- Your goal:
Reproduce each record exactly.

- Records from a dataset:

· · · · · · ·

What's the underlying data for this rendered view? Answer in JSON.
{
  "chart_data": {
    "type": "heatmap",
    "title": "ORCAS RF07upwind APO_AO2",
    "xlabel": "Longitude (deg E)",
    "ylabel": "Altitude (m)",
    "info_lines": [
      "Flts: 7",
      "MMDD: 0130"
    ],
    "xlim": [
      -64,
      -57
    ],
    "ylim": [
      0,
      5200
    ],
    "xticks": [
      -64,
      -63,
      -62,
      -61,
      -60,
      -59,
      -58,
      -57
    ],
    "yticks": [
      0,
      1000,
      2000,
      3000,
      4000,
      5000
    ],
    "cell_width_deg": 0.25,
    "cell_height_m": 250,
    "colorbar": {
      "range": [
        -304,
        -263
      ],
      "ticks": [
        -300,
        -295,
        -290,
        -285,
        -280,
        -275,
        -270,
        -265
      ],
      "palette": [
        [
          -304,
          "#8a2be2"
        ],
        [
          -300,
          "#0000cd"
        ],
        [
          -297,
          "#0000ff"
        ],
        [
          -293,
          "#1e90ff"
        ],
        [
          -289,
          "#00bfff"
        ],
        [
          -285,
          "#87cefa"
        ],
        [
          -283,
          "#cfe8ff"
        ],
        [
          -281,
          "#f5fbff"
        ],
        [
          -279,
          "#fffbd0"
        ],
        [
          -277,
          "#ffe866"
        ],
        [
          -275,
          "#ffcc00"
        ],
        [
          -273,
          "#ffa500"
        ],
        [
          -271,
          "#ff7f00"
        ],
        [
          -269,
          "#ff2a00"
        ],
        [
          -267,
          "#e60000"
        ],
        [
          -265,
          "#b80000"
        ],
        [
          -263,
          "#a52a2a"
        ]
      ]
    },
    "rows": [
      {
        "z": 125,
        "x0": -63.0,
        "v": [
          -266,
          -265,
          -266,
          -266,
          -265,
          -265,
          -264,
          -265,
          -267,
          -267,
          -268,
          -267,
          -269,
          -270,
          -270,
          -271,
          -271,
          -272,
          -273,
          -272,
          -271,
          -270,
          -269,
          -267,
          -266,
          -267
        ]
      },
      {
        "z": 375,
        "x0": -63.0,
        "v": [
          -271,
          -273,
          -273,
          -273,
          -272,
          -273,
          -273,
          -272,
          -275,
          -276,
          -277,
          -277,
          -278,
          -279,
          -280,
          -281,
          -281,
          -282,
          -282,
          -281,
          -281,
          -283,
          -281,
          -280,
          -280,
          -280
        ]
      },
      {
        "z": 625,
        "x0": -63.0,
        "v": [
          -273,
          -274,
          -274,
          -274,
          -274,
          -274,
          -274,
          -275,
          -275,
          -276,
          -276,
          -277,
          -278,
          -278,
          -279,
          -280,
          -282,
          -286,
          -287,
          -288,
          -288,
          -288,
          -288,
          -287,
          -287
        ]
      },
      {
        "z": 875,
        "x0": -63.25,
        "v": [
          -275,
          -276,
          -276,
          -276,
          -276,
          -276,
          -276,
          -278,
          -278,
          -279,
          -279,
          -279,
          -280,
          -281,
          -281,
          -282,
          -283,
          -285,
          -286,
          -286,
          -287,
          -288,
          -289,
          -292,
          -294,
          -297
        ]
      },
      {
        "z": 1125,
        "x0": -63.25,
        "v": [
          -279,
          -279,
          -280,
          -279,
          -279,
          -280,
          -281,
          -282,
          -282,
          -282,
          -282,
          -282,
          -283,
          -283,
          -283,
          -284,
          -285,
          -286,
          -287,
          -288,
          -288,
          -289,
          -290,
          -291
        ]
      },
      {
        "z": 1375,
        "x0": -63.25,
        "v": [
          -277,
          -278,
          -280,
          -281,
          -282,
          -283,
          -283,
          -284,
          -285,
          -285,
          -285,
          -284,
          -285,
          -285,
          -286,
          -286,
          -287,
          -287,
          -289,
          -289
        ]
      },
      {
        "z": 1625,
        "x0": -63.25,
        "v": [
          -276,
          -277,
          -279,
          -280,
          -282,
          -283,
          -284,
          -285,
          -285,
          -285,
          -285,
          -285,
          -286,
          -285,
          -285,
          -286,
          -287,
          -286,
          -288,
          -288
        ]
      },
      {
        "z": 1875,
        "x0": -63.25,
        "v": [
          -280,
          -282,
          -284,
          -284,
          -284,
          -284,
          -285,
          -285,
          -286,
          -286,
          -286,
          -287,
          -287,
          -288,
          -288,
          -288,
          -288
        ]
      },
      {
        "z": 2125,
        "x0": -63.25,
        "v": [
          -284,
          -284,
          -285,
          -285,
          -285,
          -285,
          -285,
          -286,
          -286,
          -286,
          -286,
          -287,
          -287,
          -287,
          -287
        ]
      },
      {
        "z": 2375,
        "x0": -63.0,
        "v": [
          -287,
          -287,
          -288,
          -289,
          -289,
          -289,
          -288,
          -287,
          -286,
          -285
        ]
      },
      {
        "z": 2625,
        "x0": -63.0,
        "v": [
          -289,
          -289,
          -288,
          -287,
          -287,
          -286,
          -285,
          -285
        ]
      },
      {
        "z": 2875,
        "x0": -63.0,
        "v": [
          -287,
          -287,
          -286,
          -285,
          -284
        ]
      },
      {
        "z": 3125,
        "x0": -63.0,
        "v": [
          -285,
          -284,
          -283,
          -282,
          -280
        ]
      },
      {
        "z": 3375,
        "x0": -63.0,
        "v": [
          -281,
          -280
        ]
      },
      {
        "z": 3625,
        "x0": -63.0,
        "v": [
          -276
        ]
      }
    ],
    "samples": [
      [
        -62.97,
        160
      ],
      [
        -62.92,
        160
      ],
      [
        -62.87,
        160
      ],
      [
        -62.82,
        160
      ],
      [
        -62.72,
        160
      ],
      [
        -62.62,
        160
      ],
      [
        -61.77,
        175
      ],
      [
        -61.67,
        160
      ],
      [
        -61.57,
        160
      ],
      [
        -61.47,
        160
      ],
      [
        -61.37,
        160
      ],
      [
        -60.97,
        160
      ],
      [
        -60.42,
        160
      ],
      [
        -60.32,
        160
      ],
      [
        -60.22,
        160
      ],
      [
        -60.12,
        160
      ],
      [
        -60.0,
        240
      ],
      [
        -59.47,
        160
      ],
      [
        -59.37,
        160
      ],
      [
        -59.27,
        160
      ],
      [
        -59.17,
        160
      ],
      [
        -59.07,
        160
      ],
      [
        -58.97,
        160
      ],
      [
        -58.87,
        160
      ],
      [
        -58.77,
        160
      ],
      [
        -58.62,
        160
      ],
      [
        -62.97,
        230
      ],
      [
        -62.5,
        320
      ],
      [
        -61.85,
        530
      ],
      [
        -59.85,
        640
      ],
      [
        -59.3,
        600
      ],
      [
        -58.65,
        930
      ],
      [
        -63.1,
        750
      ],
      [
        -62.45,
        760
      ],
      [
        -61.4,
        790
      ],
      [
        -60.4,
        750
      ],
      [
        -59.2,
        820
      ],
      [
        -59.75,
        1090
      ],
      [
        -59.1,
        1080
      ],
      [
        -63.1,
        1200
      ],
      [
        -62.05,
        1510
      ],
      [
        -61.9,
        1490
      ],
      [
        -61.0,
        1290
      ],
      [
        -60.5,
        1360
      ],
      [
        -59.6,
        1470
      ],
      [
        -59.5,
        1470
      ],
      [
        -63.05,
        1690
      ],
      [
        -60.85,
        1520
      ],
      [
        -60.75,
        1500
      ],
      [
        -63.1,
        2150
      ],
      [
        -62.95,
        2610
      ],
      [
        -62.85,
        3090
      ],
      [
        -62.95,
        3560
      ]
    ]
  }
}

· · · · · · ·

- Full response:
What's the underlying data for this rendered view? Answer in JSON.
{
  "chart_data": {
    "type": "heatmap",
    "title": "ORCAS RF07upwind APO_AO2",
    "xlabel": "Longitude (deg E)",
    "ylabel": "Altitude (m)",
    "info_lines": [
      "Flts: 7",
      "MMDD: 0130"
    ],
    "xlim": [
      -64,
      -57
    ],
    "ylim": [
      0,
      5200
    ],
    "xticks": [
      -64,
      -63,
      -62,
      -61,
      -60,
      -59,
      -58,
      -57
    ],
    "yticks": [
      0,
      1000,
      2000,
      3000,
      4000,
      5000
    ],
    "cell_width_deg": 0.25,
    "cell_height_m": 250,
    "colorbar": {
      "range": [
        -304,
        -263
      ],
      "ticks": [
        -300,
        -295,
        -290,
        -285,
        -280,
        -275,
        -270,
        -265
      ],
      "palette": [
        [
          -304,
          "#8a2be2"
        ],
        [
          -300,
          "#0000cd"
        ],
        [
          -297,
          "#0000ff"
        ],
        [
          -293,
          "#1e90ff"
        ],
        [
          -289,
          "#00bfff"
        ],
        [
          -285,
          "#87cefa"
        ],
        [
          -283,
          "#cfe8ff"
        ],
        [
          -281,
          "#f5fbff"
        ],
        [
          -279,
          "#fffbd0"
        ],
        [
          -277,
          "#ffe866"
        ],
        [
          -275,
          "#ffcc00"
        ],
        [
          -273,
          "#ffa500"
        ],
        [
          -271,
          "#ff7f00"
        ],
        [
          -269,
          "#ff2a00"
        ],
        [
          -267,
          "#e60000"
        ],
        [
          -265,
          "#b80000"
        ],
        [
          -263,
          "#a52a2a"
        ]
      ]
    },
    "rows": [
      {
        "z": 125,
        "x0": -63.0,
        "v": [
          -266,
          -265,
          -266,
          -266,
          -265,
          -265,
          -264,
          -265,
          -267,
          -267,
          -268,
          -267,
          -269,
          -270,
          -270,
          -271,
          -271,
          -272,
          -273,
          -272,
          -271,
          -270,
          -269,
          -267,
          -266,
          -267
        ]
      },
      {
        "z": 375,
        "x0": -63.0,
        "v": [
          -271,
          -273,
          -273,
          -273,
          -272,
          -273,
          -273,
          -272,
          -275,
          -276,
          -277,
          -277,
          -278,
          -279,
          -280,
          -281,
          -281,
          -282,
          -282,
          -281,
          -281,
          -283,
          -281,
          -280,
          -280,
          -280
        ]
      },
      {
        "z": 625,
        "x0": -63.0,
        "v": [
          -273,
          -274,
          -274,
          -274,
          -274,
          -274,
          -274,
          -275,
          -275,
          -276,
          -276,
          -277,
          -278,
          -278,
          -279,
          -280,
          -282,
          -286,
          -287,
          -288,
          -288,
          -288,
          -288,
          -287,
          -287
        ]
      },
      {
        "z": 875,
        "x0": -63.25,
        "v": [
          -275,
          -276,
          -276,
          -276,
          -276,
          -276,
          -276,
          -278,
          -278,
          -279,
          -279,
          -279,
          -280,
          -281,
          -281,
          -282,
          -283,
          -285,
          -286,
          -286,
          -287,
          -288,
          -289,
          -292,
          -294,
          -297
        ]
      },
      {
        "z": 1125,
        "x0": -63.25,
        "v": [
          -279,
          -279,
          -280,
          -279,
          -279,
          -280,
          -281,
          -282,
          -282,
          -282,
          -282,
          -282,
          -283,
          -283,
          -283,
          -284,
          -285,
          -286,
          -287,
          -288,
          -288,
          -289,
          -290,
          -291
        ]
      },
      {
        "z": 1375,
        "x0": -63.25,
        "v": [
          -277,
          -278,
          -280,
          -281,
          -282,
          -283,
          -283,
          -284,
          -285,
          -285,
          -285,
          -284,
          -285,
          -285,
          -286,
          -286,
          -287,
          -287,
          -289,
          -289
        ]
      },
      {
        "z": 1625,
        "x0": -63.25,
        "v": [
          -276,
          -277,
          -279,
          -280,
          -282,
          -283,
          -284,
          -285,
          -285,
          -285,
          -285,
          -285,
          -286,
          -285,
          -285,
          -286,
          -287,
          -286,
          -288,
          -288
        ]
      },
      {
        "z": 1875,
        "x0": -63.25,
        "v": [
          -280,
          -282,
          -284,
          -284,
          -284,
          -284,
          -285,
          -285,
          -286,
          -286,
          -286,
          -287,
          -287,
          -288,
          -288,
          -288,
          -288
        ]
      },
      {
        "z": 2125,
        "x0": -63.25,
        "v": [
          -284,
          -284,
          -285,
          -285,
          -285,
          -285,
          -285,
          -286,
          -286,
          -286,
          -286,
          -287,
          -287,
          -287,
          -287
        ]
      },
      {
        "z": 2375,
        "x0": -63.0,
        "v": [
          -287,
          -287,
          -288,
          -289,
          -289,
          -289,
          -288,
          -287,
          -286,
          -285
        ]
      },
      {
        "z": 2625,
        "x0": -63.0,
        "v": [
          -289,
          -289,
          -288,
          -287,
          -287,
          -286,
          -285,
          -285
        ]
      },
      {
        "z": 2875,
        "x0": -63.0,
        "v": [
          -287,
          -287,
          -286,
          -285,
          -284
        ]
      },
      {
        "z": 3125,
        "x0": -63.0,
        "v": [
          -285,
          -284,
          -283,
          -282,
          -280
        ]
      },
      {
        "z": 3375,
        "x0": -63.0,
        "v": [
          -281,
          -280
        ]
      },
      {
        "z": 3625,
        "x0": -63.0,
        "v": [
          -276
        ]
      }
    ],
    "samples": [
      [
        -62.97,
        160
      ],
      [
        -62.92,
        160
      ],
      [
        -62.87,
        160
      ],
      [
        -62.82,
        160
      ],
      [
        -62.72,
        160
      ],
      [
        -62.62,
        160
      ],
      [
        -61.77,
        175
      ],
      [
        -61.67,
        160
      ],
      [
        -61.57,
        160
      ],
      [
        -61.47,
        160
      ],
      [
        -61.37,
        160
      ],
      [
        -60.97,
        160
      ],
      [
        -60.42,
        160
      ],
      [
        -60.32,
        160
      ],
      [
        -60.22,
        160
      ],
      [
        -60.12,
        160
      ],
      [
        -60.0,
        240
      ],
      [
        -59.47,
        160
      ],
      [
        -59.37,
        160
      ],
      [
        -59.27,
        160
      ],
      [
        -59.17,
        160
      ],
      [
        -59.07,
        160
      ],
      [
        -58.97,
        160
      ],
      [
        -58.87,
        160
      ],
      [
        -58.77,
        160
      ],
      [
        -58.62,
        160
      ],
      [
        -62.97,
        230
      ],
      [
        -62.5,
        320
      ],
      [
        -61.85,
        530
      ],
      [
        -59.85,
        640
      ],
      [
        -59.3,
        600
      ],
      [
        -58.65,
        930
      ],
      [
        -63.1,
        750
      ],
      [
        -62.45,
        760
      ],
      [
        -61.4,
        790
      ],
      [
        -60.4,
        750
      ],
      [
        -59.2,
        820
      ],
      [
        -59.75,
        1090
      ],
      [
        -59.1,
        1080
      ],
      [
        -63.1,
        1200
      ],
      [
        -62.05,
        1510
      ],
      [
        -61.9,
        1490
      ],
      [
        -61.0,
        1290
      ],
      [
        -60.5,
        1360
      ],
      [
        -59.6,
        1470
      ],
      [
        -59.5,
        1470
      ],
      [
        -63.05,
        1690
      ],
      [
        -60.85,
        1520
      ],
      [
        -60.75,
        1500
      ],
      [
        -63.1,
        2150
      ],
      [
        -62.95,
        2610
      ],
      [
        -62.85,
        3090
      ],
      [
        -62.95,
        3560
      ]
    ]
  }
}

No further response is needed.